(Element and box listings)
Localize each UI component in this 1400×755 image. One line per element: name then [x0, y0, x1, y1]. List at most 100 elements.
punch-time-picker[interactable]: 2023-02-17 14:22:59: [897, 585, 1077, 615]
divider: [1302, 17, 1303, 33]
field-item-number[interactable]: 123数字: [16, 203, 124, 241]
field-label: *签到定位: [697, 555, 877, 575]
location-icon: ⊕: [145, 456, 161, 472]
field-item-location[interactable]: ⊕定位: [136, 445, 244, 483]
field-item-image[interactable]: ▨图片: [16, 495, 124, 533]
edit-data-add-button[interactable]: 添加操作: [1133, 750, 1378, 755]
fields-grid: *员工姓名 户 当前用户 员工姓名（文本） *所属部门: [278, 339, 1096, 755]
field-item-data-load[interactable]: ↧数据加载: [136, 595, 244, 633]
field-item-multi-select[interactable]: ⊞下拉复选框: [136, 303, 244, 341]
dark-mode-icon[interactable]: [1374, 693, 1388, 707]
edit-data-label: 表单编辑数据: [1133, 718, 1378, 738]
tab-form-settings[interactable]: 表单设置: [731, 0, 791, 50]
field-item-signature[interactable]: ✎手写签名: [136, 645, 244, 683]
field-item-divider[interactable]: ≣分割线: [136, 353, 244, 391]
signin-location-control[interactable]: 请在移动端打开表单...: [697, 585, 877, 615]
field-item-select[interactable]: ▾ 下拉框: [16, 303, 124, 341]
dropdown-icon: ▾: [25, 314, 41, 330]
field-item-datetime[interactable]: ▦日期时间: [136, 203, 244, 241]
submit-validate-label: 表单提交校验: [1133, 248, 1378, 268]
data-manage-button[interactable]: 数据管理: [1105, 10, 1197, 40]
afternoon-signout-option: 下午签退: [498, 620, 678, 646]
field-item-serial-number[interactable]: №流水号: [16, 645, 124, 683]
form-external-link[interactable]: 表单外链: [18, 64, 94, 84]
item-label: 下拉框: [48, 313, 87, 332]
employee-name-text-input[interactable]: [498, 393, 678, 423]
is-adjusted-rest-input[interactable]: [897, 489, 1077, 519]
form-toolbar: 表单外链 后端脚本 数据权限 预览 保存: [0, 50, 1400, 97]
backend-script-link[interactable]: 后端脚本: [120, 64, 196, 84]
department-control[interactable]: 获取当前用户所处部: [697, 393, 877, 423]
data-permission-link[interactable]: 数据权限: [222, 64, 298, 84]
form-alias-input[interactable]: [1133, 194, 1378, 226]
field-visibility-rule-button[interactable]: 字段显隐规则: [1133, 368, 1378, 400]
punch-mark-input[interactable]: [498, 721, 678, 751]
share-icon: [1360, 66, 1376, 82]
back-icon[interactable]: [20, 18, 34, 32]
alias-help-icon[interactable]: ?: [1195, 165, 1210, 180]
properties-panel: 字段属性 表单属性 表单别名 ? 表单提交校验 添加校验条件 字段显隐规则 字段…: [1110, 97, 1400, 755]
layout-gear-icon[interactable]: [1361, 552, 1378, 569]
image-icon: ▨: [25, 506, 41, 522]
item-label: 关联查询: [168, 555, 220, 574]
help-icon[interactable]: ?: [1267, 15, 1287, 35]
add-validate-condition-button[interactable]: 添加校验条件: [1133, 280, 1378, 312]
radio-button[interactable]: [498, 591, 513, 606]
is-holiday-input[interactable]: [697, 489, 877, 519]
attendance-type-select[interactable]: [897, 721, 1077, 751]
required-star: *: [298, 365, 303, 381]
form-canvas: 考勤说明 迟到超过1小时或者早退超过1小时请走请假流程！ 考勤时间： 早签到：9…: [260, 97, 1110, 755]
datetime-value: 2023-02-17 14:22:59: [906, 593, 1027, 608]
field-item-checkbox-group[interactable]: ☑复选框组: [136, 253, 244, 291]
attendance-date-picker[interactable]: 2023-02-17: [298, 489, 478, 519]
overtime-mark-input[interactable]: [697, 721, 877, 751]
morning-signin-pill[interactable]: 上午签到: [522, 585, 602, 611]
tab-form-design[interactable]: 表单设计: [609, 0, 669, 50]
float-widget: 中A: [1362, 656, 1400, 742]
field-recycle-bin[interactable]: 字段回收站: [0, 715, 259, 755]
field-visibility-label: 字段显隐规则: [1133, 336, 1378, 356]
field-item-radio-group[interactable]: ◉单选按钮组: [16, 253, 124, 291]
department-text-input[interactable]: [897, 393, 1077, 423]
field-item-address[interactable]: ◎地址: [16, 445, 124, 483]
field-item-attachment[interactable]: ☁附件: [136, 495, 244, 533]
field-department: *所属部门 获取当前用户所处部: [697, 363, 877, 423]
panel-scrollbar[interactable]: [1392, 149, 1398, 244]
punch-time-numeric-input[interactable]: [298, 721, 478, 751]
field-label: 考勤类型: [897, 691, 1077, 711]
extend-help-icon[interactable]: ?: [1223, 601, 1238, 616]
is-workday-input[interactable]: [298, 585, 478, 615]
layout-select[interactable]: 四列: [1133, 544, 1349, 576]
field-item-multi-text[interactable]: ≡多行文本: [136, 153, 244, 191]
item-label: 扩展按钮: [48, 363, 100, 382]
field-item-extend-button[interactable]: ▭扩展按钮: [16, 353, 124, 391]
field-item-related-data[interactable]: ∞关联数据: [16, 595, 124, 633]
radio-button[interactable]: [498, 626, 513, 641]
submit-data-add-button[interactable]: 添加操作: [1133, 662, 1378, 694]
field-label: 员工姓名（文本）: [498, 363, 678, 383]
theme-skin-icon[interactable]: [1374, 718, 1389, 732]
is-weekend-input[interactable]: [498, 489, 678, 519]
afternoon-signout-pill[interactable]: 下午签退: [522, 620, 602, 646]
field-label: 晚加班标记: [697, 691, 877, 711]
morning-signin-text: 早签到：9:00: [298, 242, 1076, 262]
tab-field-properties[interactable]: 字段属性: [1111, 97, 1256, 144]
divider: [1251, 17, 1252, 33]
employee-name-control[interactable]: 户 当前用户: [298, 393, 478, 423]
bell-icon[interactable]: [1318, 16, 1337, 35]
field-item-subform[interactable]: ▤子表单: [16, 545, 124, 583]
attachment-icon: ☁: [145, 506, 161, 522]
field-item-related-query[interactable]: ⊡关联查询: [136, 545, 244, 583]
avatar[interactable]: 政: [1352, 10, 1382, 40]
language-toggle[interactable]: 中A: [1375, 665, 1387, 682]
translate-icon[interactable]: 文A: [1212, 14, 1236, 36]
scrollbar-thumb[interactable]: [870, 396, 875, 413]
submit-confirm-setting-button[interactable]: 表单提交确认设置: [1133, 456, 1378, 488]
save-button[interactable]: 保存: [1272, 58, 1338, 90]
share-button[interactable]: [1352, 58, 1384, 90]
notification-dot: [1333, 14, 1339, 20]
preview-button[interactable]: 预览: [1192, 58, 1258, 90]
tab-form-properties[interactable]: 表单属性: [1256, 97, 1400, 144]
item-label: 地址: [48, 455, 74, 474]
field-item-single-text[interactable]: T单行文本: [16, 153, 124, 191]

* [EXERCISE TASK] Please arrange the lines of the material above, from its first line through the line holding "edit-data-add-button[interactable]: 添加操作: [1133, 750, 1378, 755]", inclusive, as a JSON list of strings with one string per line and blank lines left out.

* [EXPECTED ANSWER]
[
  "Localize each UI component in this 1400×755 image. One line per element: name then [x0, y0, x1, y1]. List at most 100 elements.",
  "punch-time-picker[interactable]: 2023-02-17 14:22:59: [897, 585, 1077, 615]",
  "divider: [1302, 17, 1303, 33]",
  "field-item-number[interactable]: 123数字: [16, 203, 124, 241]",
  "field-label: *签到定位: [697, 555, 877, 575]",
  "location-icon: ⊕: [145, 456, 161, 472]",
  "field-item-location[interactable]: ⊕定位: [136, 445, 244, 483]",
  "field-item-image[interactable]: ▨图片: [16, 495, 124, 533]",
  "edit-data-add-button[interactable]: 添加操作: [1133, 750, 1378, 755]"
]